Recorded data
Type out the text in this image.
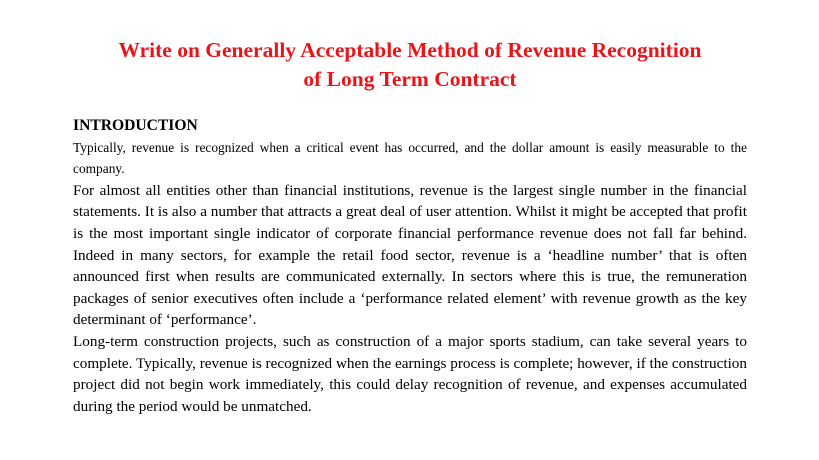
Write on Generally Acceptable Method of Revenue Recognition
of Long Term Contract
INTRODUCTION

Typically, revenue is recognized when a critical event has occurred, and the dollar amount is easily measurable to the company.

For almost all entities other than financial institutions, revenue is the largest single number in the financial statements. It is also a number that attracts a great deal of user attention. Whilst it might be accepted that profit is the most important single indicator of corporate financial performance revenue does not fall far behind. Indeed in many sectors, for example the retail food sector, revenue is a ‘headline number’ that is often announced first when results are communicated externally. In sectors where this is true, the remuneration packages of senior executives often include a ‘performance related element’ with revenue growth as the key determinant of ‘performance’.

Long-term construction projects, such as construction of a major sports stadium, can take several years to complete. Typically, revenue is recognized when the earnings process is complete; however, if the construction project did not begin work immediately, this could delay recognition of revenue, and expenses accumulated during the period would be unmatched.
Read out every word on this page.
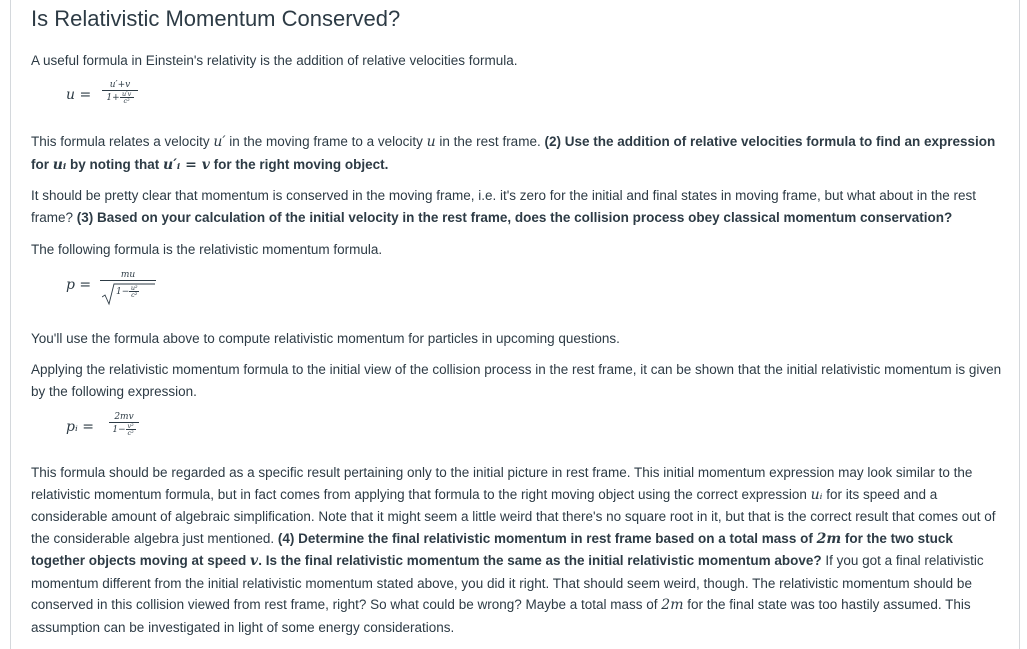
Is Relativistic Momentum Conserved?

A useful formula in Einstein's relativity is the addition of relative velocities formula.

u =
u′+v
$1+ \frac{u'v}{\text{c²}}$

This formula relates a velocity u′ in the moving frame to a velocity u in the rest frame. (2) Use the addition of relative velocities formula to find an expression for uᵢ by noting that u′ᵢ = v for the right moving object.

It should be pretty clear that momentum is conserved in the moving frame, i.e. it's zero for the initial and final states in moving frame, but what about in the rest frame? (3) Based on your calculation of the initial velocity in the rest frame, does the collision process obey classical momentum conservation?

The following formula is the relativistic momentum formula.

p =
mu
$1- \frac{\text{u²}}{\text{c²}}$

You'll use the formula above to compute relativistic momentum for particles in upcoming questions.

Applying the relativistic momentum formula to the initial view of the collision process in the rest frame, it can be shown that the initial relativistic momentum is given by the following expression.

pᵢ =
2mv
$1- \frac{\text{v²}}{\text{c²}}$

This formula should be regarded as a specific result pertaining only to the initial picture in rest frame. This initial momentum expression may look similar to the relativistic momentum formula, but in fact comes from applying that formula to the right moving object using the correct expression uᵢ for its speed and a considerable amount of algebraic simplification. Note that it might seem a little weird that there's no square root in it, but that is the correct result that comes out of the considerable algebra just mentioned. (4) Determine the final relativistic momentum in rest frame based on a total mass of 2m for the two stuck together objects moving at speed v. Is the final relativistic momentum the same as the initial relativistic momentum above? If you got a final relativistic momentum different from the initial relativistic momentum stated above, you did it right. That should seem weird, though. The relativistic momentum should be conserved in this collision viewed from rest frame, right? So what could be wrong? Maybe a total mass of 2m for the final state was too hastily assumed. This assumption can be investigated in light of some energy considerations.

Aim of the task
Which lines hold the word "formula"? Show each one.

Exercise answer
A useful formula in Einstein's relativity is the addition of relative velocities formula.
This formula relates a velocity u′ in the moving frame to a velocity u in the rest frame. (2) Use the addition of relative velocities formula to find an expression for uᵢ by noting that u′ᵢ = v for the right moving object.
The following formula is the relativistic momentum formula.
You'll use the formula above to compute relativistic momentum for particles in upcoming questions.
Applying the relativistic momentum formula to the initial view of the collision process in the rest frame, it can be shown that the initial relativistic momentum is given by the following expression.
This formula should be regarded as a specific result pertaining only to the initial picture in rest frame. This initial momentum expression may look similar to the relativistic momentum formula, but in fact comes from applying that formula to the right moving object using the correct expression uᵢ for its speed and a considerable amount of algebraic simplification. Note that it might seem a little weird that there's no square root in it, but that is the correct result that comes out of the considerable algebra just mentioned. (4) Determine the final relativistic momentum in rest frame based on a total mass of 2m for the two stuck together objects moving at speed v. Is the final relativistic momentum the same as the initial relativistic momentum above? If you got a final relativistic momentum different from the initial relativistic momentum stated above, you did it right. That should seem weird, though. The relativistic momentum should be conserved in this collision viewed from rest frame, right? So what could be wrong? Maybe a total mass of 2m for the final state was too hastily assumed. This assumption can be investigated in light of some energy considerations.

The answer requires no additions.